## Excerpted records
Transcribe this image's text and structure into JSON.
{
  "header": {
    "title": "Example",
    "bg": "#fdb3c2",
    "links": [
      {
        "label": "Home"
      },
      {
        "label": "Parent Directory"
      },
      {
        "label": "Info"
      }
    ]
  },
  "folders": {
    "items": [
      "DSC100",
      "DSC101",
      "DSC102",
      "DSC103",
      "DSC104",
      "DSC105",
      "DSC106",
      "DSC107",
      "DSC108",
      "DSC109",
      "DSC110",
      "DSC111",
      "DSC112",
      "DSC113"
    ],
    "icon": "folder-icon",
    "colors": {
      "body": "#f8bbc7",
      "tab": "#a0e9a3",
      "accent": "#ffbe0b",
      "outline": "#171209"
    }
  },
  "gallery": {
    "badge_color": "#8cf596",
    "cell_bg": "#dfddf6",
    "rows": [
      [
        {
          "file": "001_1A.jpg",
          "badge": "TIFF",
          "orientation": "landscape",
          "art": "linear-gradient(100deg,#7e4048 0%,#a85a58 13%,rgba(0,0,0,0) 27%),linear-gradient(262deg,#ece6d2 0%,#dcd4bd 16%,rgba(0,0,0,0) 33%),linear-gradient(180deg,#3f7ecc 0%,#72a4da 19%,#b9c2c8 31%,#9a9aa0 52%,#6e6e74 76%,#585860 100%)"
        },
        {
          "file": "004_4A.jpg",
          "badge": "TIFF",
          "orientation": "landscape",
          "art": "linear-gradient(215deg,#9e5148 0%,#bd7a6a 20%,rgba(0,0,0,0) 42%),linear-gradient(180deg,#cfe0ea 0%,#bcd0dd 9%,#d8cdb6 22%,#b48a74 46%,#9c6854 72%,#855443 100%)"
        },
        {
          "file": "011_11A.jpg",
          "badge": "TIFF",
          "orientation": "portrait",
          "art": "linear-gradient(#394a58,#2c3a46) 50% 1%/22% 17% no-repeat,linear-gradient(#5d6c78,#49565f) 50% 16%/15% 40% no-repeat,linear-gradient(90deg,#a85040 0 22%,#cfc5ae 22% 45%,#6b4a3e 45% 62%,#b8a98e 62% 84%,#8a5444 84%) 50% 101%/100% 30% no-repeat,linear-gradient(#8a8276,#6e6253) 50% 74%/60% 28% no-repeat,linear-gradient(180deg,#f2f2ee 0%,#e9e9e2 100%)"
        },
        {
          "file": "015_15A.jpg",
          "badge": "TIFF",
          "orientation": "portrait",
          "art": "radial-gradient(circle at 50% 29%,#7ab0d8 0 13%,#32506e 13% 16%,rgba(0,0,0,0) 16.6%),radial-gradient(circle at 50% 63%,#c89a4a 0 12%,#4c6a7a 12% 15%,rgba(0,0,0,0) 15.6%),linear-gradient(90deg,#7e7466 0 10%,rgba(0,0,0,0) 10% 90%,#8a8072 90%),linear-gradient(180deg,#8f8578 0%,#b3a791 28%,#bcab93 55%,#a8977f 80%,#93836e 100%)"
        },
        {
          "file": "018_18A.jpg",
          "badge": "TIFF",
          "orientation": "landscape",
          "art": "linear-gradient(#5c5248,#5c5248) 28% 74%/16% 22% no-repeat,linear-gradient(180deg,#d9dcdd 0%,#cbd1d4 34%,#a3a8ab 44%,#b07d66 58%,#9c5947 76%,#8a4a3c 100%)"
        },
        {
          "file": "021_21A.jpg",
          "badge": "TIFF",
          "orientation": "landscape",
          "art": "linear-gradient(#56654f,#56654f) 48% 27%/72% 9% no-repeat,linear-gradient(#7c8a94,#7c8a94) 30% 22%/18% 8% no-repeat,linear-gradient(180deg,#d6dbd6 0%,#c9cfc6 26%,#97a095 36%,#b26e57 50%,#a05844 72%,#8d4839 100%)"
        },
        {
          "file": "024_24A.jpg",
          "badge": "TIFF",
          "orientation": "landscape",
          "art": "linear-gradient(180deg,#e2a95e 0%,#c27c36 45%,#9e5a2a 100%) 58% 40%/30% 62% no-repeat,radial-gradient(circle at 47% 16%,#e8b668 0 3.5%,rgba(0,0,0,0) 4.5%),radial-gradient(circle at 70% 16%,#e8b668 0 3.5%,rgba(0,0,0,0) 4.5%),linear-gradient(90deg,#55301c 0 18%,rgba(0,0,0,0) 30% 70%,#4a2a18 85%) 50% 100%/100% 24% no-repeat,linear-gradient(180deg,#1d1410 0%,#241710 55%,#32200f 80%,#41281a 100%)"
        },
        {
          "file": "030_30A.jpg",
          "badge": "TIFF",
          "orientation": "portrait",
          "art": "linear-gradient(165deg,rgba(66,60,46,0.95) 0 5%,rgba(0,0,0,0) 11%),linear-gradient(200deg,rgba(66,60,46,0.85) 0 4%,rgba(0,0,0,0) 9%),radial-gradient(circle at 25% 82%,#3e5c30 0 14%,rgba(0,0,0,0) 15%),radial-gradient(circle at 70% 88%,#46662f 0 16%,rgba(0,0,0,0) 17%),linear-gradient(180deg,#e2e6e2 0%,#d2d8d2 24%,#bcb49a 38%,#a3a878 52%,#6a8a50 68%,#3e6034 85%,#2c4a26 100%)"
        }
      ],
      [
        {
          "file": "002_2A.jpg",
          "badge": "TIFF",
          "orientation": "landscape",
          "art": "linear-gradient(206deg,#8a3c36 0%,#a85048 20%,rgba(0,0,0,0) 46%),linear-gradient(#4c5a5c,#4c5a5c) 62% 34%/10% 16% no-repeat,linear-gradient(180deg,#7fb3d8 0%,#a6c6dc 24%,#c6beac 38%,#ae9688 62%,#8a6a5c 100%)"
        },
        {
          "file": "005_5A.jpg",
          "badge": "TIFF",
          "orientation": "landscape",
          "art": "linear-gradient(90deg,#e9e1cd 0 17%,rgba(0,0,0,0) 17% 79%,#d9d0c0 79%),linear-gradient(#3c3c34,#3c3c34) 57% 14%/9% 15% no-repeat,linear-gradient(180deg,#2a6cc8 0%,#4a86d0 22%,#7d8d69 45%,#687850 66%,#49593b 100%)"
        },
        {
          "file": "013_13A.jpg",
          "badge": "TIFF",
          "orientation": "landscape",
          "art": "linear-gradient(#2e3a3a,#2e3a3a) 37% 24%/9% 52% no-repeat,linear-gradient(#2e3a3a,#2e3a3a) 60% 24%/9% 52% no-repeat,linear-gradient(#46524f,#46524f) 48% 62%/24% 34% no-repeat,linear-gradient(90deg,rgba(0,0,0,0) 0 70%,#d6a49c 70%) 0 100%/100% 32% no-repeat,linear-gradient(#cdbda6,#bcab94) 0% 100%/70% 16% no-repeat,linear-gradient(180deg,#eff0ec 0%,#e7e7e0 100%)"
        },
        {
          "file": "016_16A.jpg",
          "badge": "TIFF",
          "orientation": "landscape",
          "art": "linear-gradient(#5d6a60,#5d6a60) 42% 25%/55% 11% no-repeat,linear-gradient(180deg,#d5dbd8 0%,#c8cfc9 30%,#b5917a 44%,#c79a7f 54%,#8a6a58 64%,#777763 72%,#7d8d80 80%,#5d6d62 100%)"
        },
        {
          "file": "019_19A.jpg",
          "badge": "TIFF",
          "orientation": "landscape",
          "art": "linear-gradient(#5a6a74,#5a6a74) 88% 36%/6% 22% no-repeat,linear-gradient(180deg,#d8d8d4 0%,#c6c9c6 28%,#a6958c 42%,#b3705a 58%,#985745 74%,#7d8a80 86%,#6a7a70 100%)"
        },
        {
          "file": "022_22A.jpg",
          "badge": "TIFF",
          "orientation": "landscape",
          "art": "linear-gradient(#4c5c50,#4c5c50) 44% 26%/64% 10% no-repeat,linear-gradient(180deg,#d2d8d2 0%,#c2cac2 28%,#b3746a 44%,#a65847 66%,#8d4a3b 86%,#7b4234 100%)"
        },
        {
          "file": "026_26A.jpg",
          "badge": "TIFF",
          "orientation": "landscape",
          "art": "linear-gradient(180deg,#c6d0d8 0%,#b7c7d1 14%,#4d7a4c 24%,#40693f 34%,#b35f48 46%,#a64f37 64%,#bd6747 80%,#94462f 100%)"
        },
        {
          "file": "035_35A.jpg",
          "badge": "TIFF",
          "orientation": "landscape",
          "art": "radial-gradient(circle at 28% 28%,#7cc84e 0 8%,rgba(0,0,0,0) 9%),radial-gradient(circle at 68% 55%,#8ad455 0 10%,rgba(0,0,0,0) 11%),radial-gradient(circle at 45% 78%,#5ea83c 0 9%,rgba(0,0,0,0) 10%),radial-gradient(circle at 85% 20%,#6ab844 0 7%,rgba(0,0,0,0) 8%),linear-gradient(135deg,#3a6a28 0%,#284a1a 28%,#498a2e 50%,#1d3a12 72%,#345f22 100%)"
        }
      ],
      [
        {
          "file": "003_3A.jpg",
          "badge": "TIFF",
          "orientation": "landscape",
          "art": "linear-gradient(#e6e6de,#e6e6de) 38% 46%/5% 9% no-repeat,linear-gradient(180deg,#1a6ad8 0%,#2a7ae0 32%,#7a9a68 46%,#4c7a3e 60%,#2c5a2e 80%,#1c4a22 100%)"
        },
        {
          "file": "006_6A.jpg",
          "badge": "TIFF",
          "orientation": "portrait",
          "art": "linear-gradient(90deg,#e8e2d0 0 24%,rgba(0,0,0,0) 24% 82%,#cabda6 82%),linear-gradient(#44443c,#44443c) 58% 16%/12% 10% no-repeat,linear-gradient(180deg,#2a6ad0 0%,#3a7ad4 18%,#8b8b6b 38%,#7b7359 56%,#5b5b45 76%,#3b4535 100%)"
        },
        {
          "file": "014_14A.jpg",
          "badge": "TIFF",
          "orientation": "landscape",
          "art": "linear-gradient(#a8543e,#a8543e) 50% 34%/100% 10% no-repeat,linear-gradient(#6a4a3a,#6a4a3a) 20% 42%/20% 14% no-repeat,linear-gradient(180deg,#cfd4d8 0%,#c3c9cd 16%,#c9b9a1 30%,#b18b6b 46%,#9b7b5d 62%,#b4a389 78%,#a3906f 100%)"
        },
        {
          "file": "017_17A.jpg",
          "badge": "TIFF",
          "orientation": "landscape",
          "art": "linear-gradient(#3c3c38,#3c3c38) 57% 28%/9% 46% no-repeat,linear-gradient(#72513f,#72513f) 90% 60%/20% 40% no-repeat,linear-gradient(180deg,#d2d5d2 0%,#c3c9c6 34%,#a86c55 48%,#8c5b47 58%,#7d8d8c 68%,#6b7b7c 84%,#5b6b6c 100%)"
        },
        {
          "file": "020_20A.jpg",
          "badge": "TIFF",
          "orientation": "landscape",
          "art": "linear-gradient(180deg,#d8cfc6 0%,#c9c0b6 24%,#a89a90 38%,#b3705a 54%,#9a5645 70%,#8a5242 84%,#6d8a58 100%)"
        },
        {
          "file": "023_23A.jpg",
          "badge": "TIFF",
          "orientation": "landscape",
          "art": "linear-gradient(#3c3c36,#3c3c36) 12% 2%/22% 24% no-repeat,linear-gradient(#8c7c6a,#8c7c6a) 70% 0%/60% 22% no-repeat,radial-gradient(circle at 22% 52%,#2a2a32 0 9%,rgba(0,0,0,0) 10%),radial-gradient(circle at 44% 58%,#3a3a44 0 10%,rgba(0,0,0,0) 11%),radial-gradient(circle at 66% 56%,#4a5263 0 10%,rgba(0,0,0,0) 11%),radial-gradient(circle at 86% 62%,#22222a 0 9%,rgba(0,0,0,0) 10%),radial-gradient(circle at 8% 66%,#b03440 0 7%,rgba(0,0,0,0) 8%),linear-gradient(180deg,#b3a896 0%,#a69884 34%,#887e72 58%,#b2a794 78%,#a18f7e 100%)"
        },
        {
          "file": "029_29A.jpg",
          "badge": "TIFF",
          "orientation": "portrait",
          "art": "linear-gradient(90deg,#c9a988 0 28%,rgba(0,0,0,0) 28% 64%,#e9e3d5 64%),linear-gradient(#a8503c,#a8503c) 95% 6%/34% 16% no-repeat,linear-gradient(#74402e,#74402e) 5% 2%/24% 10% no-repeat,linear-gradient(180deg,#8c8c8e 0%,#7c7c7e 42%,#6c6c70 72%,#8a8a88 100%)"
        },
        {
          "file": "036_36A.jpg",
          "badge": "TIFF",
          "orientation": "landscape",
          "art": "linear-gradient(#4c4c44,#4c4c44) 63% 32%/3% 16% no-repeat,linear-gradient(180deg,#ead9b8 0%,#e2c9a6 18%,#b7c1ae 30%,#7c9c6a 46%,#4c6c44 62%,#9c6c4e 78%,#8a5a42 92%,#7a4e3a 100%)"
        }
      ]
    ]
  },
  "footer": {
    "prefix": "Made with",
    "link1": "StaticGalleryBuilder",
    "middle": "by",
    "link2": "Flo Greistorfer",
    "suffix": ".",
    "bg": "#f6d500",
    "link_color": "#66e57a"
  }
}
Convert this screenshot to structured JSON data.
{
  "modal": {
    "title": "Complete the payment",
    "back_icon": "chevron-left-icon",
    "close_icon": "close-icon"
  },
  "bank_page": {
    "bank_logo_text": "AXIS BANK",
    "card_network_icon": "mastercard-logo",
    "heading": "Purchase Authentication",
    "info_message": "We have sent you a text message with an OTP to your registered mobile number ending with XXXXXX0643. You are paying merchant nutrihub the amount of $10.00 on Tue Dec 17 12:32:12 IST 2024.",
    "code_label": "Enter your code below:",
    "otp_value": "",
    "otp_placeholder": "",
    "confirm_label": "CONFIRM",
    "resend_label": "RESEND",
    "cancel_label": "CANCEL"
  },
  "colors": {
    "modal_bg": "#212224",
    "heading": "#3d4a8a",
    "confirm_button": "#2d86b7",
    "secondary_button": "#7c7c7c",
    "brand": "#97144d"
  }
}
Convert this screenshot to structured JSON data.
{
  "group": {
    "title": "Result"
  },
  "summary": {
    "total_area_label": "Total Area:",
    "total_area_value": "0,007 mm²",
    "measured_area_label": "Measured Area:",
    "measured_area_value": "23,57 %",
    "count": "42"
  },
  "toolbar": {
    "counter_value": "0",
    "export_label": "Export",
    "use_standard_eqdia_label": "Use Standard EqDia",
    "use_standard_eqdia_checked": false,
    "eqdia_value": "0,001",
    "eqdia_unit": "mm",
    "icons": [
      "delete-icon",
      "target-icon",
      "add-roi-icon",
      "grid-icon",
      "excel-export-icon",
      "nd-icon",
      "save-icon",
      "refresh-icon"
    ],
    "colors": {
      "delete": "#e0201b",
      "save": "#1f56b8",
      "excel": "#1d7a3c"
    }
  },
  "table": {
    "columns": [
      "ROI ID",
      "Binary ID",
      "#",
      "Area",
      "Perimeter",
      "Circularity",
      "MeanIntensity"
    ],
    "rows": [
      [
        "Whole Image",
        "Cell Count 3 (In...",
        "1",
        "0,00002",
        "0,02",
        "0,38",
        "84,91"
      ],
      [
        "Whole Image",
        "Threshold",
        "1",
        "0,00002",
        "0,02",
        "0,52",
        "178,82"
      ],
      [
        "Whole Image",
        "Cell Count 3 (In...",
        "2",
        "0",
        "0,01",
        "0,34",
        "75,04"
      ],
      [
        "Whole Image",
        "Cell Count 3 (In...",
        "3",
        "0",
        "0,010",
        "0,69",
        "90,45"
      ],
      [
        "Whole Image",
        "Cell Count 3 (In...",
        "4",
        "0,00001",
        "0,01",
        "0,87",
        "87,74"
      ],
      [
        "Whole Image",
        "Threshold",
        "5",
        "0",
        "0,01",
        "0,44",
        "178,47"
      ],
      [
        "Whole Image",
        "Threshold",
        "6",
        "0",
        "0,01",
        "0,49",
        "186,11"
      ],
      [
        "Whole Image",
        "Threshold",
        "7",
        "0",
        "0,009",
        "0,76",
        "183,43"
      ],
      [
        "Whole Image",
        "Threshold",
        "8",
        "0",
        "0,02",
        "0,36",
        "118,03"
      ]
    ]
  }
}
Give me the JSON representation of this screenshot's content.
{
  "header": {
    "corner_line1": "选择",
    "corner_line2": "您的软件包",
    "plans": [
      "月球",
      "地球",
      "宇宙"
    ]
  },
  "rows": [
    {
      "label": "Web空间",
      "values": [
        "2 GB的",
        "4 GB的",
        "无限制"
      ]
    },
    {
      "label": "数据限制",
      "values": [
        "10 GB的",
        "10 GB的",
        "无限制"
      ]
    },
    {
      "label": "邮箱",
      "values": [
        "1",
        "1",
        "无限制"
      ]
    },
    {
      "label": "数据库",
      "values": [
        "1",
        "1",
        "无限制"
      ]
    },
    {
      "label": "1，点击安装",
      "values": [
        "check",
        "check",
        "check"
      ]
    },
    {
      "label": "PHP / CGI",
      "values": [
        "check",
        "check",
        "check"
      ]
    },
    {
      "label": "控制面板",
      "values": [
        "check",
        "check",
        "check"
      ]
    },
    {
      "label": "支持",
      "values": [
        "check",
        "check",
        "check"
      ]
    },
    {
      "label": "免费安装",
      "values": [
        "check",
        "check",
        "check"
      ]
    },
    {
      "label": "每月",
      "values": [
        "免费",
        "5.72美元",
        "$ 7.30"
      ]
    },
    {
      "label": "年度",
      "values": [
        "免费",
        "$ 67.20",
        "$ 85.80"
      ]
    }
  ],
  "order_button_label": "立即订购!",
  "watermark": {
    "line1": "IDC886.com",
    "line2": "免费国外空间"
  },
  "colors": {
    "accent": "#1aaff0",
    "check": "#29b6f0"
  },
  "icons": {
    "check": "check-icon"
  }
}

## Written instruction
Find all the lines containing "this" in the material, then copy them.

## Finished answer
Transcribe this image's text and structure into JSON.
Convert this screenshot to structured JSON data.
Convert this screenshot to structured JSON data.
Give me the JSON representation of this screenshot's content.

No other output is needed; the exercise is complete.